-- What to do --
Look through the lines below and extract each one that contains "слабѣйшія".

-- Provided data --
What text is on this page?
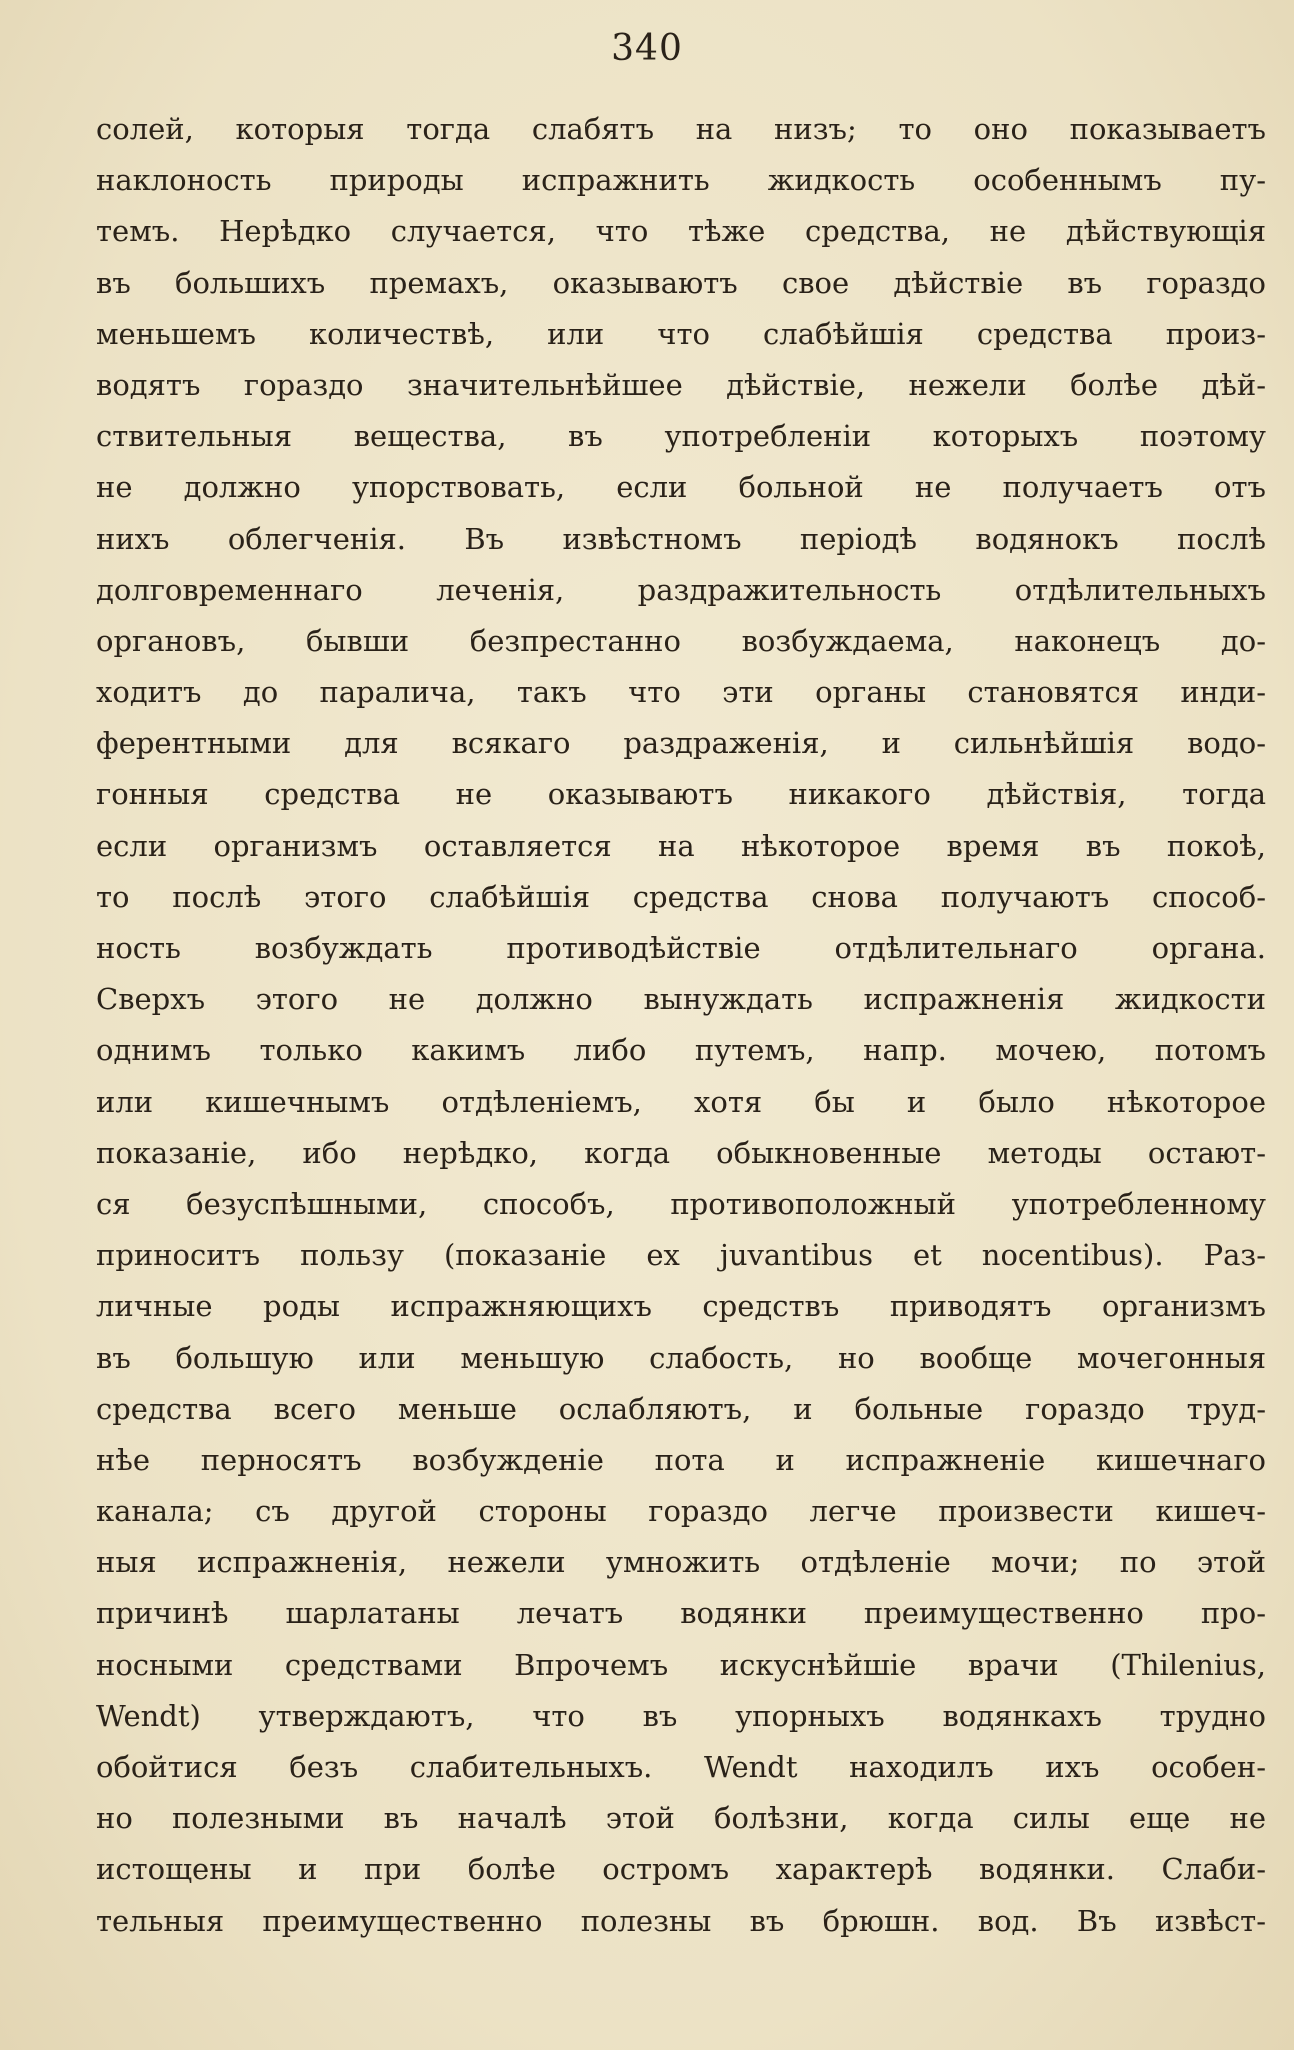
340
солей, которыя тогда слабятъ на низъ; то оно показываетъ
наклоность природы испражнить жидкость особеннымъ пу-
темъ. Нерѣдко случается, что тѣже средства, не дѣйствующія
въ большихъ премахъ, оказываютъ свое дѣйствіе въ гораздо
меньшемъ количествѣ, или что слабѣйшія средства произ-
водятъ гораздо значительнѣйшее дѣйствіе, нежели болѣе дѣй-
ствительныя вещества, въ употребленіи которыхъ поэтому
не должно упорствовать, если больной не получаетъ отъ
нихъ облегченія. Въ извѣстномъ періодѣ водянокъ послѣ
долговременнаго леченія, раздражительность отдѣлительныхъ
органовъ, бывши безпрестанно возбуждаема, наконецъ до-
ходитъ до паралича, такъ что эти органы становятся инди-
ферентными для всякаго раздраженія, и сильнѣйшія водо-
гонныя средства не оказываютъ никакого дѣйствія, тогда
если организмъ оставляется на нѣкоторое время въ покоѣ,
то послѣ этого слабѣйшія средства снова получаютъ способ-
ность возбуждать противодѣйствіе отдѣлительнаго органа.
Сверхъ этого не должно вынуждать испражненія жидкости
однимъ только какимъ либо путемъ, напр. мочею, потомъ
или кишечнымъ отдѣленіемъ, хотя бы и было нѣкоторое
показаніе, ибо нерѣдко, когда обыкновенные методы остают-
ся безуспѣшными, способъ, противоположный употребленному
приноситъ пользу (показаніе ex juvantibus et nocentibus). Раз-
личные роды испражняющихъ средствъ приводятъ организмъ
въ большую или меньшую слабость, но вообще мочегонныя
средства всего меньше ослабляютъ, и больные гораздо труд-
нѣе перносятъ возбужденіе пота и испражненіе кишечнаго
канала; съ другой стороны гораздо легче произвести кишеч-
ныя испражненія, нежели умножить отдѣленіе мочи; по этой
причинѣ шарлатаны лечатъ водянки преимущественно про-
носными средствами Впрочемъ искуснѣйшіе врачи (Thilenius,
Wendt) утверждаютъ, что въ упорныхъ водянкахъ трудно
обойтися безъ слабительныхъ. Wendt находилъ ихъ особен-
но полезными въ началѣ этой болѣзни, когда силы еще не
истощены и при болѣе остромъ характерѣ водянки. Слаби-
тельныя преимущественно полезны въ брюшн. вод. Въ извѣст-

-- Answer to this task --
меньшемъ количествѣ, или что слабѣйшія средства произ-
то послѣ этого слабѣйшія средства снова получаютъ способ-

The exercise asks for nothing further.